*** Opening Task material ***
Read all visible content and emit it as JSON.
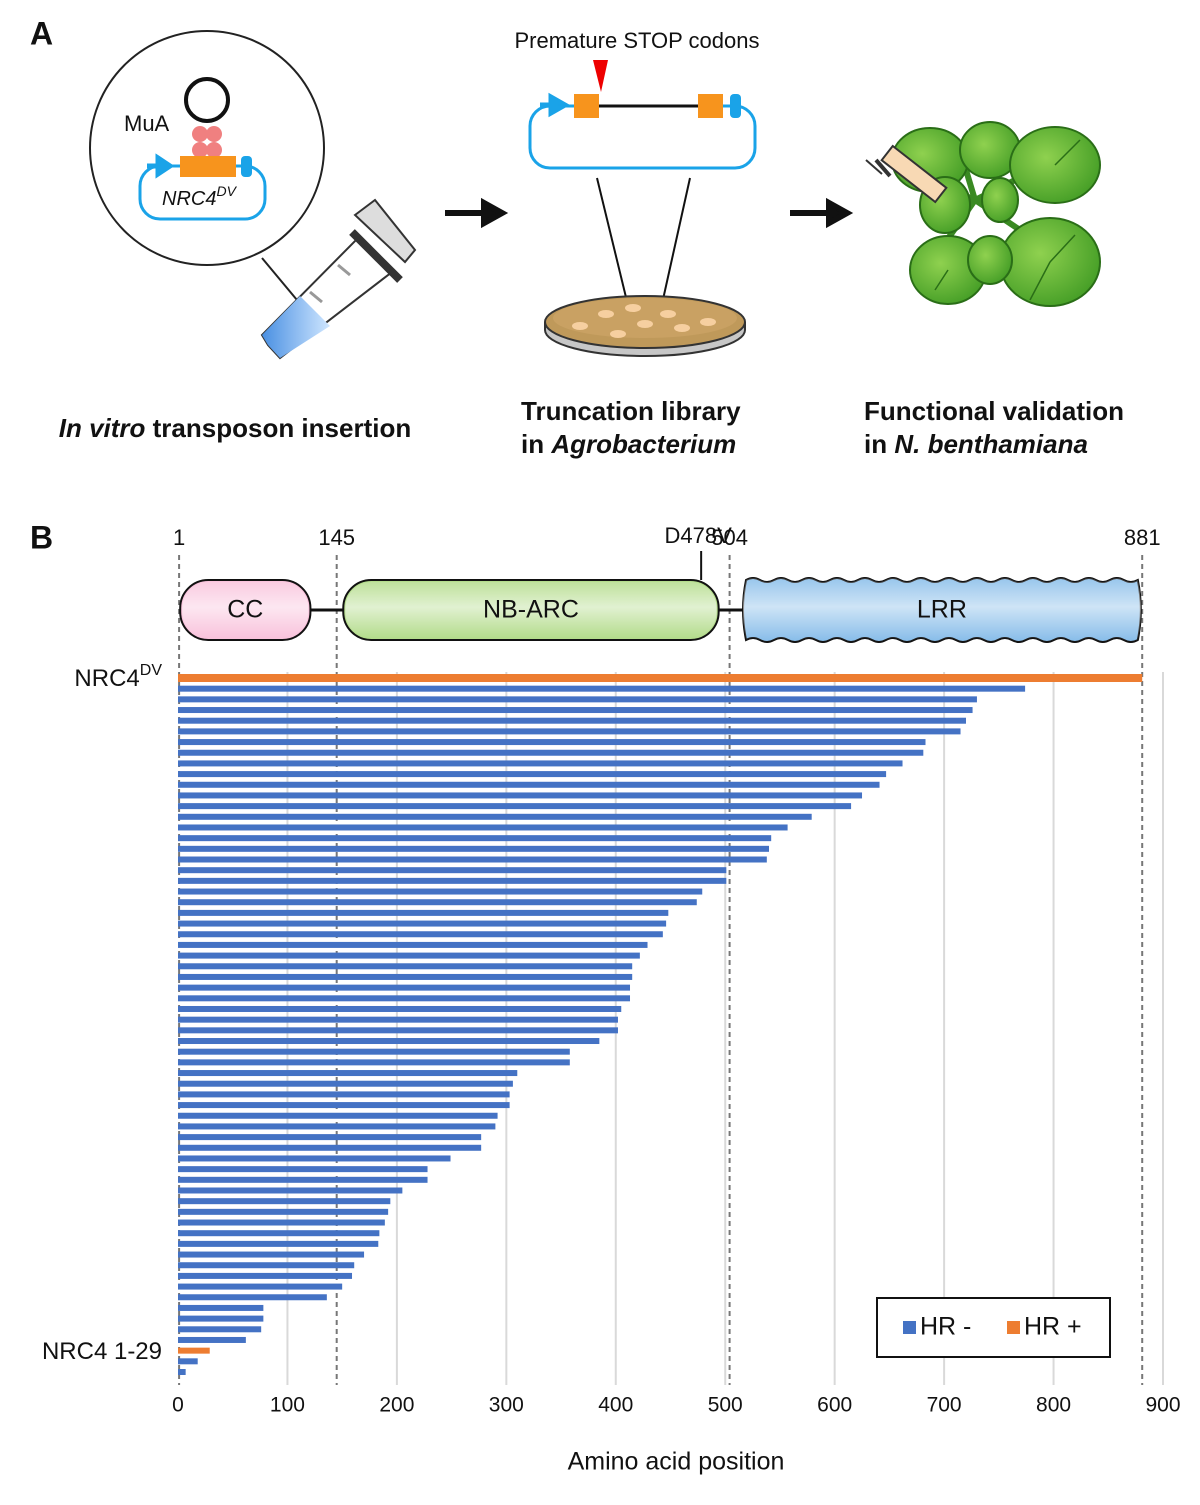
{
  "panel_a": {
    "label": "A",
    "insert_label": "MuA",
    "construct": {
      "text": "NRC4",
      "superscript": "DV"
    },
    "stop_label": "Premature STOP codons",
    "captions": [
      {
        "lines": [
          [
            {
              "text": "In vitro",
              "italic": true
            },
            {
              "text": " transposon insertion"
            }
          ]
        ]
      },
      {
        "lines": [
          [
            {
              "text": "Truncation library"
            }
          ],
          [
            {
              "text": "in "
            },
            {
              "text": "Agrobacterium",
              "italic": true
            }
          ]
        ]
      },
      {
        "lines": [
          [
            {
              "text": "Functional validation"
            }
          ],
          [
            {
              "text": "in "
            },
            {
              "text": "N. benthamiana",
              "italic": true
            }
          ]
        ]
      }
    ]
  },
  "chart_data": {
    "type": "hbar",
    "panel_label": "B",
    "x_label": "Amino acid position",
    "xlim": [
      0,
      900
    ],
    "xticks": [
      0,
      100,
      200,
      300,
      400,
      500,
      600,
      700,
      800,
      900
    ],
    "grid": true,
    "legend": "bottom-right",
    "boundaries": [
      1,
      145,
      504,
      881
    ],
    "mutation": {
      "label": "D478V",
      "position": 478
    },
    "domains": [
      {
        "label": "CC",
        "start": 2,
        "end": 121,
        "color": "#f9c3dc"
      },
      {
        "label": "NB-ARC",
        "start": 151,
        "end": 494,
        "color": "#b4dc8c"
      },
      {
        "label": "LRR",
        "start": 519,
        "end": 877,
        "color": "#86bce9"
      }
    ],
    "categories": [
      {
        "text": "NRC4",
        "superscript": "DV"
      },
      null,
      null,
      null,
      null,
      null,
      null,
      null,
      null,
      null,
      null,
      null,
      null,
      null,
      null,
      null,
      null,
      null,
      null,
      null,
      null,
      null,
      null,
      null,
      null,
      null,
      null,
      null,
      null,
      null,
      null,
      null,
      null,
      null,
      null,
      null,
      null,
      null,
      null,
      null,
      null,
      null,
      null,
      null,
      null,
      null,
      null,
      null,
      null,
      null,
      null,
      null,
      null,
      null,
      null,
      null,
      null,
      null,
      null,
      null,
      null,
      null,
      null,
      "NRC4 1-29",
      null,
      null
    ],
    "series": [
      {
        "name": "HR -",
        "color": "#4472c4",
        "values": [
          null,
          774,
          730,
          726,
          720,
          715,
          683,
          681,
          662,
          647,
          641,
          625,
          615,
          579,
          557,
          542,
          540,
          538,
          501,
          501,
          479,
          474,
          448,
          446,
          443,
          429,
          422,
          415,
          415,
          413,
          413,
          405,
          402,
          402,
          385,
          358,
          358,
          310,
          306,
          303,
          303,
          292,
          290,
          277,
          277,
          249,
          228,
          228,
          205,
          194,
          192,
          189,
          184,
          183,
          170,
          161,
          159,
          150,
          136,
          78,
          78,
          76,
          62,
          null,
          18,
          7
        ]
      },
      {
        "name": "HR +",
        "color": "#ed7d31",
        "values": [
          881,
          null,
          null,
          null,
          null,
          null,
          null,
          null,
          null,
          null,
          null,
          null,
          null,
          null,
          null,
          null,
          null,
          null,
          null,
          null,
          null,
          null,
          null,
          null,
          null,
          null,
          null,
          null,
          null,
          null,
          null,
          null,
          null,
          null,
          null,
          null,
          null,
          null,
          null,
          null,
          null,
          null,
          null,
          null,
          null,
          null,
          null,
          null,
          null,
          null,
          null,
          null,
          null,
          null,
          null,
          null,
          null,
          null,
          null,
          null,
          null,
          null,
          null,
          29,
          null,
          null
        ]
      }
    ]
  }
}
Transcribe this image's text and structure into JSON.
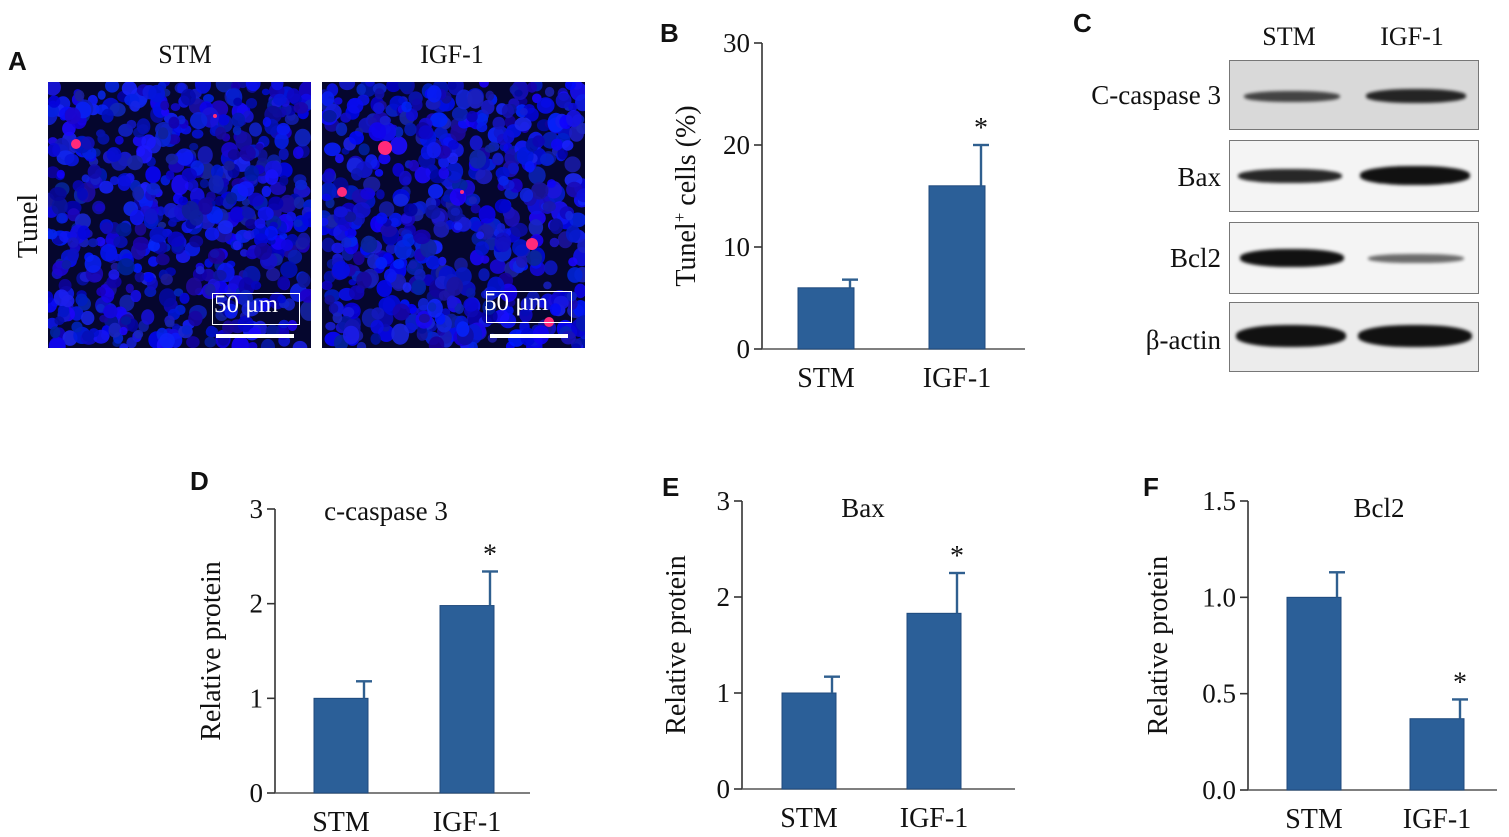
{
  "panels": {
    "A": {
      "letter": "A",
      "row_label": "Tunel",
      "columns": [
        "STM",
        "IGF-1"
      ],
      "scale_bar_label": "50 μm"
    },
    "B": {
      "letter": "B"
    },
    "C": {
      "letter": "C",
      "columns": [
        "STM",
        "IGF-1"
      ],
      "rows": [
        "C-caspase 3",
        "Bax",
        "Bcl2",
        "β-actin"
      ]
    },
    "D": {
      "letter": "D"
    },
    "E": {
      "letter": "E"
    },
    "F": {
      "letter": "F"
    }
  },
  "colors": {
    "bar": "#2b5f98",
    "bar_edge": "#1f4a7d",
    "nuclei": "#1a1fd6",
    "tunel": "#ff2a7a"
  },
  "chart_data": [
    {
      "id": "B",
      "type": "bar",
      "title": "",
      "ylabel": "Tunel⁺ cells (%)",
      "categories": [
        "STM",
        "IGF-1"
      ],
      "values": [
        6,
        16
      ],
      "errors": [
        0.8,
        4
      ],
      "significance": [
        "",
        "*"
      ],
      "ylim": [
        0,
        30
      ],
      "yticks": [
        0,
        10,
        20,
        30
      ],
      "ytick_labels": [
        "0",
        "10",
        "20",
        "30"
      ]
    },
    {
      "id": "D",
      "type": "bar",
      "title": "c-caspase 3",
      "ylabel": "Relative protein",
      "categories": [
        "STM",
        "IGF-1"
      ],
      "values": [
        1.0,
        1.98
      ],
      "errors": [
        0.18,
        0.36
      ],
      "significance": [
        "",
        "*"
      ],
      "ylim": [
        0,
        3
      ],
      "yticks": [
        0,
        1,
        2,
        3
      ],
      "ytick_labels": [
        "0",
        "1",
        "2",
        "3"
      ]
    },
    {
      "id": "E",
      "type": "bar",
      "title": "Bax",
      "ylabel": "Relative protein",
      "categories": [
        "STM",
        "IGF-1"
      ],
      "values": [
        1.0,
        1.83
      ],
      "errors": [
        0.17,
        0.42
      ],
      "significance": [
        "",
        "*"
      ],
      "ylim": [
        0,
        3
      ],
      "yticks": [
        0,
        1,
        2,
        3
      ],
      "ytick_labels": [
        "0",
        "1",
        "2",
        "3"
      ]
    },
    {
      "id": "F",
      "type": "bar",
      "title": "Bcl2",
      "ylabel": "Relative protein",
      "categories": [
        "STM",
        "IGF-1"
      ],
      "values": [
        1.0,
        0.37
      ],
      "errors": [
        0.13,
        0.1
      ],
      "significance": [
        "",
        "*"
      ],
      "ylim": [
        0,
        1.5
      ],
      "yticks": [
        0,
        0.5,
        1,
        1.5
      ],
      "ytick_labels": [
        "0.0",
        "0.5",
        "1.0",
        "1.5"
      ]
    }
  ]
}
*** Closing Task material ***
=== Aim of the task ===
For the string "text", go line by line through the material and copy every line that has it.

=== Output of the exercise ===
      "text": "NRC4",
              "text": "In vitro",
              "text": " transposon insertion"
              "text": "Truncation library"
              "text": "in "
              "text": "Agrobacterium",
              "text": "Functional validation"
              "text": "in "
              "text": "N. benthamiana",
        "text": "NRC4",
Transcribe this image's text and structure into JSON.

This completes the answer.